▶ **TASK INSTRUCTIONS**: All of the material below is to be repeated exactly.

▶ **LISTED ENTRIES**:

..............................

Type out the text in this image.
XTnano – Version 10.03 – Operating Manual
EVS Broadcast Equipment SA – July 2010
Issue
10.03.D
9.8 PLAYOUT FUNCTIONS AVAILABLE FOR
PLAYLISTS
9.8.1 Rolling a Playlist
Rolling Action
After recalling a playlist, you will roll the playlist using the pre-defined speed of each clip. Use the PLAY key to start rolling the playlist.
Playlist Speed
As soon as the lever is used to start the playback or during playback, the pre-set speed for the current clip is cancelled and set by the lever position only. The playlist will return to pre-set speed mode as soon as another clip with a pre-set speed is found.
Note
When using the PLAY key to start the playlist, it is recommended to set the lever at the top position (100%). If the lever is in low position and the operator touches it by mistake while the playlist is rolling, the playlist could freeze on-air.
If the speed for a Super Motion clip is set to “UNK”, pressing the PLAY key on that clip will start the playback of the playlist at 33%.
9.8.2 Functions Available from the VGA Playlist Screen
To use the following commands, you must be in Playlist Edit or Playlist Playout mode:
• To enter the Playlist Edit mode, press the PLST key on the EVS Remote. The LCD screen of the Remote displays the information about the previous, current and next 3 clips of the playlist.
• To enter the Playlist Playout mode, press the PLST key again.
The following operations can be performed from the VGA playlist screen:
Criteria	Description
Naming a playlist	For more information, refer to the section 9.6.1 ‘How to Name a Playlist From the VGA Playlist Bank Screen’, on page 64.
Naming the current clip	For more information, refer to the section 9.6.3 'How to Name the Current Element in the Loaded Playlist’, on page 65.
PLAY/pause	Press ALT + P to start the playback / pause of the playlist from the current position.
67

..............................

▶ **OUTPUT BELOW**:
Type out the text in this image.
XTnano – Version 10.03 – Operating Manual
EVS Broadcast Equipment SA – July 2010
Issue
10.03.D
9.8 PLAYOUT FUNCTIONS AVAILABLE FOR
PLAYLISTS
9.8.1 Rolling a Playlist
Rolling Action
After recalling a playlist, you will roll the playlist using the pre-defined speed of each clip. Use the PLAY key to start rolling the playlist.
Playlist Speed
As soon as the lever is used to start the playback or during playback, the pre-set speed for the current clip is cancelled and set by the lever position only. The playlist will return to pre-set speed mode as soon as another clip with a pre-set speed is found.
Note
When using the PLAY key to start the playlist, it is recommended to set the lever at the top position (100%). If the lever is in low position and the operator touches it by mistake while the playlist is rolling, the playlist could freeze on-air.
If the speed for a Super Motion clip is set to “UNK”, pressing the PLAY key on that clip will start the playback of the playlist at 33%.
9.8.2 Functions Available from the VGA Playlist Screen
To use the following commands, you must be in Playlist Edit or Playlist Playout mode:
• To enter the Playlist Edit mode, press the PLST key on the EVS Remote. The LCD screen of the Remote displays the information about the previous, current and next 3 clips of the playlist.
• To enter the Playlist Playout mode, press the PLST key again.
The following operations can be performed from the VGA playlist screen:
Criteria	Description
Naming a playlist	For more information, refer to the section 9.6.1 ‘How to Name a Playlist From the VGA Playlist Bank Screen’, on page 64.
Naming the current clip	For more information, refer to the section 9.6.3 'How to Name the Current Element in the Loaded Playlist’, on page 65.
PLAY/pause	Press ALT + P to start the playback / pause of the playlist from the current position.
67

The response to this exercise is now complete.